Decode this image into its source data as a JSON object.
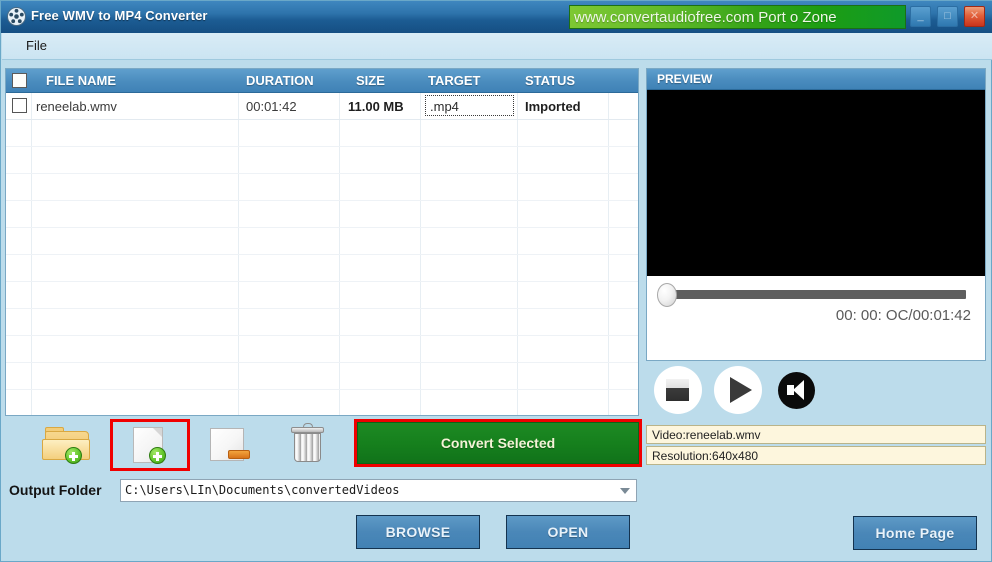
{
  "window": {
    "title": "Free WMV to MP4 Converter",
    "app_icon": "film-reel-icon",
    "banner_text": "www.convertaudiofree.com Port o Zone",
    "minimize_label": "_",
    "maximize_label": "□",
    "close_label": "✕"
  },
  "menu": {
    "items": [
      {
        "label": "File"
      }
    ]
  },
  "file_list": {
    "columns": [
      {
        "key": "check",
        "label": ""
      },
      {
        "key": "name",
        "label": "FILE NAME"
      },
      {
        "key": "duration",
        "label": "DURATION"
      },
      {
        "key": "size",
        "label": "SIZE"
      },
      {
        "key": "target",
        "label": "TARGET"
      },
      {
        "key": "status",
        "label": "STATUS"
      }
    ],
    "rows": [
      {
        "checked": false,
        "name": "reneelab.wmv",
        "duration": "00:01:42",
        "size": "11.00 MB",
        "target": ".mp4",
        "status": "Imported"
      }
    ]
  },
  "preview": {
    "header": "PREVIEW",
    "time_display": "00: 00: OC/00:01:42",
    "seek_position_percent": 0,
    "controls": [
      {
        "name": "stop-button",
        "label": "Stop"
      },
      {
        "name": "play-button",
        "label": "Play"
      },
      {
        "name": "volume-button",
        "label": "Volume"
      }
    ],
    "info": {
      "video": "Video:reneelab.wmv",
      "resolution": "Resolution:640x480"
    }
  },
  "toolbar": {
    "add_folder_label": "Add Folder",
    "add_file_label": "Add File",
    "clear_label": "Clear",
    "delete_label": "Delete",
    "convert_label": "Convert Selected"
  },
  "output": {
    "label": "Output Folder",
    "path": "C:\\Users\\LIn\\Documents\\convertedVideos"
  },
  "buttons": {
    "browse": "BROWSE",
    "open": "OPEN",
    "home_page": "Home Page"
  },
  "colors": {
    "titlebar_blue": "#2e74ac",
    "header_blue": "#4a8cbe",
    "panel_bg": "#bcdceb",
    "convert_green": "#16801d",
    "highlight_red": "#f00000",
    "info_yellow": "#fdf6dd"
  }
}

▶ Your objective: Make an exact copy of every entry above, minus the images.

▶ Solution to the exercise:
Decode this image into its source data as a JSON object.
{
  "window": {
    "title": "Free WMV to MP4 Converter",
    "app_icon": "film-reel-icon",
    "banner_text": "www.convertaudiofree.com Port o Zone",
    "minimize_label": "_",
    "maximize_label": "□",
    "close_label": "✕"
  },
  "menu": {
    "items": [
      {
        "label": "File"
      }
    ]
  },
  "file_list": {
    "columns": [
      {
        "key": "check",
        "label": ""
      },
      {
        "key": "name",
        "label": "FILE NAME"
      },
      {
        "key": "duration",
        "label": "DURATION"
      },
      {
        "key": "size",
        "label": "SIZE"
      },
      {
        "key": "target",
        "label": "TARGET"
      },
      {
        "key": "status",
        "label": "STATUS"
      }
    ],
    "rows": [
      {
        "checked": false,
        "name": "reneelab.wmv",
        "duration": "00:01:42",
        "size": "11.00 MB",
        "target": ".mp4",
        "status": "Imported"
      }
    ]
  },
  "preview": {
    "header": "PREVIEW",
    "time_display": "00: 00: OC/00:01:42",
    "seek_position_percent": 0,
    "controls": [
      {
        "name": "stop-button",
        "label": "Stop"
      },
      {
        "name": "play-button",
        "label": "Play"
      },
      {
        "name": "volume-button",
        "label": "Volume"
      }
    ],
    "info": {
      "video": "Video:reneelab.wmv",
      "resolution": "Resolution:640x480"
    }
  },
  "toolbar": {
    "add_folder_label": "Add Folder",
    "add_file_label": "Add File",
    "clear_label": "Clear",
    "delete_label": "Delete",
    "convert_label": "Convert Selected"
  },
  "output": {
    "label": "Output Folder",
    "path": "C:\\Users\\LIn\\Documents\\convertedVideos"
  },
  "buttons": {
    "browse": "BROWSE",
    "open": "OPEN",
    "home_page": "Home Page"
  },
  "colors": {
    "titlebar_blue": "#2e74ac",
    "header_blue": "#4a8cbe",
    "panel_bg": "#bcdceb",
    "convert_green": "#16801d",
    "highlight_red": "#f00000",
    "info_yellow": "#fdf6dd"
  }
}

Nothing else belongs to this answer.